Therapy? – Crooked Timber

Il y a très peu de groupes qui font une carrière sans faute. On finit toujours par se ramollir (au mieux), par tenter de se réinventer (Radiohead étant l’exception confirmant la triste règle) ou pire, par devenir totalement inutile et embarrassant (chaussures compensées + grosses lunettes, guitariste à bonnet? Eux.). Le douzième album de Therapy? est un de leurs tous meilleurs, tout en étant, comme souvent, différent de ce qu’ils ont fait auparavant.

Therapy? est un de mes groupes préférés, que je suis depuis pas mal d’années, et qui ne m’ont jamais vraiment déçu. Cependant, les deux derniers albums (Never Apologize Never Explain et One Cure Fits All), tout en étant largement décents, n’apportaient que peu au canon des irlandais. Trois ans après, il fallait sans doute se réinventer, et c’est ce que le groupe a fait, notamment en invitant Andy Gill à la production. Gill, influence majeure de pas mal de monde s’inspirant de son groupe Gang Of Four, a réussi à insuffler une nouvelle dynamique à Therapy? Le groupe sonne très soudé, avec une mention très spéciale à la basse de Michael McKeegan. C’est simple : la basse est l’instrument majeur d’un album à la rythmique aussi impeccable que dévastatrice.
━━━━━━━━━━━━━━━━━━━━
Consigne A> Pourriez-vous réécrire tout ce qui va de « Il y a très » jusqu'à « ont fait auparavant. » dans la critique de Crooked Timber, en remplaçant « douzième » par « onzième » ?
Consigne B> Pouvez-vous prolonger la critique de Crooked Timber à la suite de sa dernière phrase ?

Données de reconnaissance de la structure des documents
━━━━━━━━━━━━━━━━━━━━
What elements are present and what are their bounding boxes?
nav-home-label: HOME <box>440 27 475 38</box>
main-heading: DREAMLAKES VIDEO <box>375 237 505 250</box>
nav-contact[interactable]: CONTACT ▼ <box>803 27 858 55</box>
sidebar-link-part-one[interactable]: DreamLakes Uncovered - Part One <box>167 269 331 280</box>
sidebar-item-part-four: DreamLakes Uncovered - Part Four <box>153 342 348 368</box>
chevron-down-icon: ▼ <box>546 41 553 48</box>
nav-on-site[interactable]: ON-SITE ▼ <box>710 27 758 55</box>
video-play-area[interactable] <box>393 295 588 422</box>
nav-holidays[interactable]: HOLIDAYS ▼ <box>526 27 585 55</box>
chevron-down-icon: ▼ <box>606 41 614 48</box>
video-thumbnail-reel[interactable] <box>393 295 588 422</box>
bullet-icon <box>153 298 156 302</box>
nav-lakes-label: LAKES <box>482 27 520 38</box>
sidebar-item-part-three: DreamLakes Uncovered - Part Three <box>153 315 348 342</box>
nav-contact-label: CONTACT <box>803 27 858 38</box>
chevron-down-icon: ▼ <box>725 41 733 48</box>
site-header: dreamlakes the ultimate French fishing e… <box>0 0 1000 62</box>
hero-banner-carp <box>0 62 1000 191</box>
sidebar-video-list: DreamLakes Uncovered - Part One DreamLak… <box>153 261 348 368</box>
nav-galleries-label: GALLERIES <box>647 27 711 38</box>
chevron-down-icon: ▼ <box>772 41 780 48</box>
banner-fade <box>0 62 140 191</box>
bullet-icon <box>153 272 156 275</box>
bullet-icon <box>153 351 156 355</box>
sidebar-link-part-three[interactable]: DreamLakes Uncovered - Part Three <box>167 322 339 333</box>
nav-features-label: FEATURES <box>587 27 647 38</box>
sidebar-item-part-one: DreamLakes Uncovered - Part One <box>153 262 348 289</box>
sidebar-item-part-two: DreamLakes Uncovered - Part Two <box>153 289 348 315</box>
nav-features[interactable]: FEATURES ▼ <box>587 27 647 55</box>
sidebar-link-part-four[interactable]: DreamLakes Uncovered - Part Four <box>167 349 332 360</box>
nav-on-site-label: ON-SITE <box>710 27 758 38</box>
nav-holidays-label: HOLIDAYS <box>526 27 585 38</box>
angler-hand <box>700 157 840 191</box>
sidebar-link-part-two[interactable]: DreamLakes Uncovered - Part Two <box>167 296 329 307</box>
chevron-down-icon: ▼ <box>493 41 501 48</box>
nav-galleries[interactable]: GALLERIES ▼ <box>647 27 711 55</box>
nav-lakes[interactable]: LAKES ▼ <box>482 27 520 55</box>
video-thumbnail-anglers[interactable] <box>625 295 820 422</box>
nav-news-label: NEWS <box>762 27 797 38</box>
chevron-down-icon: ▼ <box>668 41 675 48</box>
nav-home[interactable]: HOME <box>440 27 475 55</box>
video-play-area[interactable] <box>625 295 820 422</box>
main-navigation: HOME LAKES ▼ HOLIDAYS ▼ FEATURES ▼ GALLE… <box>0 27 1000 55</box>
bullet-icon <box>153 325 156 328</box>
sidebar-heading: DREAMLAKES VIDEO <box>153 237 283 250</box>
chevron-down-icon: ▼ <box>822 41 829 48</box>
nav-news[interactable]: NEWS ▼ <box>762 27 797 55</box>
━━━━━━━━━━━━━━━━━━━━
Réponse rédigée A>
Il y a très peu de groupes qui font une carrière sans faute. On finit toujours par se ramollir (au mieux), par tenter de se réinventer (Radiohead étant l’exception confirmant la triste règle) ou pire, par devenir totalement inutile et embarrassant (chaussures compensées + grosses lunettes, guitariste à bonnet? Eux.). Le onzième album de Therapy? est un de leurs tous meilleurs, tout en étant, comme souvent, différent de ce qu’ils ont fait auparavant.

Réponse rédigée B>
On le remarque d’entrée de jeu avec The Head That Tried To Strangle Itself, ou la dynamique (oui, je me répète) du power trio est poussée à son maximum. Therapy? n’a jamais semblé aussi tight depuis le départ de Martin McCarrick. Il faut donc souligner la place du batteur Neil Cooper : non seulement il rappelle parfois Fyfe Ewing, le légendaire premier cogneur de fûts du groupe, mais il complète McKeegan à la perfection. Reste le dernier membre, Andy Cairns, dont la guitare est donc fatalement parfois en retrait. Ce qui ne l’empêche pas d’envoyer des riffs dantesques et une guitare rythmique idéale. Enfin, Cairns profite du caractère novateur des structures des nouveaux morceaux pour tenter quelques nouvelles choses avec sa voix. Certains diront qu’il chante enfin, je dirai simplement qu’il évolue…

Après le morceau d’intro, suivent carrément deux des meilleurs morceaux jamais enregistrés par T?. Enjoy The Struggle possède une rythmique totalement inouïe alors que Clowns Galore rappelle carrément leurs débuts, et Teethgrinder. Peut-être même en mieux, c’est dire. Cairns est rageur, expédie des solos courts limite industriels, et T?, au risque de me répéter, n’a plus sonné comme ça depuis quelques années. Mais Crooked Timber est assez varié, malgré l’approche bassique (oui, j’ai fait mieux) de l’album : Exiles est étrangement atmosphérique, comme si T? se retrouve signé par Factory Records il y a 25 ans, alors que Crooked Timber commence par une intro au glockenspiel ultramélodique, avant que la basse de McKeegan ne balaye littéralement tout ce qui passe.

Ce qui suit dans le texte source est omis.